[BEGIN Given records]
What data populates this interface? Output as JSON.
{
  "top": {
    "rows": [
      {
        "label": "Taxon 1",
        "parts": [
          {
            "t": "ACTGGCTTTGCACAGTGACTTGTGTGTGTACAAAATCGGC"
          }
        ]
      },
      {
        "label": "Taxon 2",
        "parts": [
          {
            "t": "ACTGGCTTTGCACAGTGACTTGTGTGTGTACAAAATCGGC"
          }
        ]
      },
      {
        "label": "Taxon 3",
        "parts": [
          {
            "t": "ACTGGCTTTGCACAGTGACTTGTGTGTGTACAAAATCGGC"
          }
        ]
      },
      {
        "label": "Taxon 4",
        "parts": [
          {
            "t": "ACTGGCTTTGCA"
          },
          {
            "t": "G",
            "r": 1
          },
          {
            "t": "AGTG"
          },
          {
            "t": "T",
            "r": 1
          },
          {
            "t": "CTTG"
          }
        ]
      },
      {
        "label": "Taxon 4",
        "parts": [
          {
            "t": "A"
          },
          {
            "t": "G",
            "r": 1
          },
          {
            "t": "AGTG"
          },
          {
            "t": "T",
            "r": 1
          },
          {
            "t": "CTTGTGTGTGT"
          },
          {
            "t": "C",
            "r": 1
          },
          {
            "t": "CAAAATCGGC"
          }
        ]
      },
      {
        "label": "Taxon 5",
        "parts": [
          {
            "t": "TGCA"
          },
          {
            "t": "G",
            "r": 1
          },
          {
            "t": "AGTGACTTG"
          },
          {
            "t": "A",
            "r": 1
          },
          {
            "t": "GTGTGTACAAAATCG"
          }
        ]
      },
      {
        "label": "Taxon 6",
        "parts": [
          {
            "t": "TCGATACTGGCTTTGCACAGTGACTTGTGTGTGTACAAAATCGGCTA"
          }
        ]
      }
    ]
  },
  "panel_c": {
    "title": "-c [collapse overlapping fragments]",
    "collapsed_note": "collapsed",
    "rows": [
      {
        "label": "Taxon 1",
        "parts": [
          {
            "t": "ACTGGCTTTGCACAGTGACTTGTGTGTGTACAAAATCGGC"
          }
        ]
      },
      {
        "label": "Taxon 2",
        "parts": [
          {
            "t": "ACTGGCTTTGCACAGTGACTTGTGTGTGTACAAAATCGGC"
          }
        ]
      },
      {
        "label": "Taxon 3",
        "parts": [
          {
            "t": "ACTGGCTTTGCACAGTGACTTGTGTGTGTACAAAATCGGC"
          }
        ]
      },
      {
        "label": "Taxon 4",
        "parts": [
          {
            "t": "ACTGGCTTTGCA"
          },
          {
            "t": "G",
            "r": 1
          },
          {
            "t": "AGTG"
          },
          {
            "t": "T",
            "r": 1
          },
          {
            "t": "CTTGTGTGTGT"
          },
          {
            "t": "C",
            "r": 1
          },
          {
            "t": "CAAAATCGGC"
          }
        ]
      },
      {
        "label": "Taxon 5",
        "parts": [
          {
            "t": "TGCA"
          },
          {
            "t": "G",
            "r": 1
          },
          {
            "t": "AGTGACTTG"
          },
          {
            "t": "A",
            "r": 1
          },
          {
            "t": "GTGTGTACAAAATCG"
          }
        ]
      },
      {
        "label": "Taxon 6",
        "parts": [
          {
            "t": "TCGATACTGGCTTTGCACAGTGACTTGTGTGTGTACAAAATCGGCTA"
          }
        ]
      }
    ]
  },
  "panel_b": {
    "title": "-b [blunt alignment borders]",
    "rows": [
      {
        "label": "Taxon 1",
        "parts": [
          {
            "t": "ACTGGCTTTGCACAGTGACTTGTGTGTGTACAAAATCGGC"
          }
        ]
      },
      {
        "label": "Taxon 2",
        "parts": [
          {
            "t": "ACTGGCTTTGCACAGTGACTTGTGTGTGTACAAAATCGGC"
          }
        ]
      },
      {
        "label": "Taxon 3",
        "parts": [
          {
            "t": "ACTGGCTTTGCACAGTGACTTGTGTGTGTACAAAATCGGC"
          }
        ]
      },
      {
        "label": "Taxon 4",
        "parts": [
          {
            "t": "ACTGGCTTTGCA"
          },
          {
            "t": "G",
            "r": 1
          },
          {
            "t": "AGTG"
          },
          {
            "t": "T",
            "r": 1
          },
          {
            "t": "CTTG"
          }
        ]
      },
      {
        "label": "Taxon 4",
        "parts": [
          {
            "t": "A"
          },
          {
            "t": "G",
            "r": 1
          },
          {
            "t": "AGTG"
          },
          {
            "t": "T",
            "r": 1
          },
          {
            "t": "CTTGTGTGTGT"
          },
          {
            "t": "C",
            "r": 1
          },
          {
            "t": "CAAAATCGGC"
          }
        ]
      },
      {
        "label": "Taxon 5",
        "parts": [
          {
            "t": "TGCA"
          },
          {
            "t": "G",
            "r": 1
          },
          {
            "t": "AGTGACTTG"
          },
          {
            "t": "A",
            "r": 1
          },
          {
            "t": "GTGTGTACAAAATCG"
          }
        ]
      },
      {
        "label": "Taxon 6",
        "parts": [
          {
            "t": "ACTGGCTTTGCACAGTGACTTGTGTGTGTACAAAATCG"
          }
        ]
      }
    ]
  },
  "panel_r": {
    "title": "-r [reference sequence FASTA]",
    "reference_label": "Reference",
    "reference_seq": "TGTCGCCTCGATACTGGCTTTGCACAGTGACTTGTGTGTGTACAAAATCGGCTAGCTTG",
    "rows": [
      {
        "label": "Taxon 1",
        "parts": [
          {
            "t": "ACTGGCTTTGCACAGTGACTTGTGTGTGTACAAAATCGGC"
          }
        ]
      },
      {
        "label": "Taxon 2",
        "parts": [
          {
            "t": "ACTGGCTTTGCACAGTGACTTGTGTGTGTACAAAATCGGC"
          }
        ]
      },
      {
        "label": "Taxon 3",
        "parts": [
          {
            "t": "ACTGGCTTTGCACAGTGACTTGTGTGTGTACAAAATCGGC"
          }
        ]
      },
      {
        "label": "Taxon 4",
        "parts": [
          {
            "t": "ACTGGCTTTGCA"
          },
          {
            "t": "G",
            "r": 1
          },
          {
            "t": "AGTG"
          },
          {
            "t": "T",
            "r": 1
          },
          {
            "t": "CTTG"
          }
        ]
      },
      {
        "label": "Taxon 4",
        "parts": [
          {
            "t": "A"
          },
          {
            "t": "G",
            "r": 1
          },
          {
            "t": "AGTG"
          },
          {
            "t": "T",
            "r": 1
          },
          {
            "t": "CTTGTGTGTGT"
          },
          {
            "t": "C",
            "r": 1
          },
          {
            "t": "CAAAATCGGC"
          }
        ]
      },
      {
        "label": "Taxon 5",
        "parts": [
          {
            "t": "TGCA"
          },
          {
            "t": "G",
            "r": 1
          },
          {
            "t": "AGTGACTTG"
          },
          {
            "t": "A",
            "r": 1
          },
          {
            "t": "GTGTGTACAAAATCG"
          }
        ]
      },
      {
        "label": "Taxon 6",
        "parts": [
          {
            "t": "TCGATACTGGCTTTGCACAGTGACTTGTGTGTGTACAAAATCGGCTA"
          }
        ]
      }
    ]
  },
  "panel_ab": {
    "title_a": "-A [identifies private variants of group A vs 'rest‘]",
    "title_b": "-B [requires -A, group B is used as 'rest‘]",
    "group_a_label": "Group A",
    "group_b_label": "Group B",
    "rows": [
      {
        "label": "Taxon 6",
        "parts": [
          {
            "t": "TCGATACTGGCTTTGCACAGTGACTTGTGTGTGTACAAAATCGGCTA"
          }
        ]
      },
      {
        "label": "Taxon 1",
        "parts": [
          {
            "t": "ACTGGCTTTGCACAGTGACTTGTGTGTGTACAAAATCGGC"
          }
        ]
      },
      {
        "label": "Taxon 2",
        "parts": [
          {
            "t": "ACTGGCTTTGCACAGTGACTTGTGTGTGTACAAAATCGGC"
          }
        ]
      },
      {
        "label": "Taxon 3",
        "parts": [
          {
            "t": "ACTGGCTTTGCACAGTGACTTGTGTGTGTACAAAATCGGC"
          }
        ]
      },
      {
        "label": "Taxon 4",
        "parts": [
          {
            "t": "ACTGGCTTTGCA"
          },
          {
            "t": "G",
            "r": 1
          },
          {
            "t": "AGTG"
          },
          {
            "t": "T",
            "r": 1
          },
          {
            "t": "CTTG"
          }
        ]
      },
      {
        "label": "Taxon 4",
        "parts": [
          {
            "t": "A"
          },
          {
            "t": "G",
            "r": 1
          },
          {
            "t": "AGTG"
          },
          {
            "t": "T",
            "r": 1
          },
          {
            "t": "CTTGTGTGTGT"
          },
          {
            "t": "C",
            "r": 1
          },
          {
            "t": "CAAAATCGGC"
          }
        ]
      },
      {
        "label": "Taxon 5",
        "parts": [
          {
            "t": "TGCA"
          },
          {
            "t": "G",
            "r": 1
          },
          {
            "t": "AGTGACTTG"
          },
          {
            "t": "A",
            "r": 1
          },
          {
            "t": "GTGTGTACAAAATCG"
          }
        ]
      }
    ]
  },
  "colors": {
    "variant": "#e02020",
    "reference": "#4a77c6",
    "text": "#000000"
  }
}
[END Given records]
Required task.
Looking back at the lines above, state how many contain the word "rest", and supply nothing besides the number.

Correct result.
2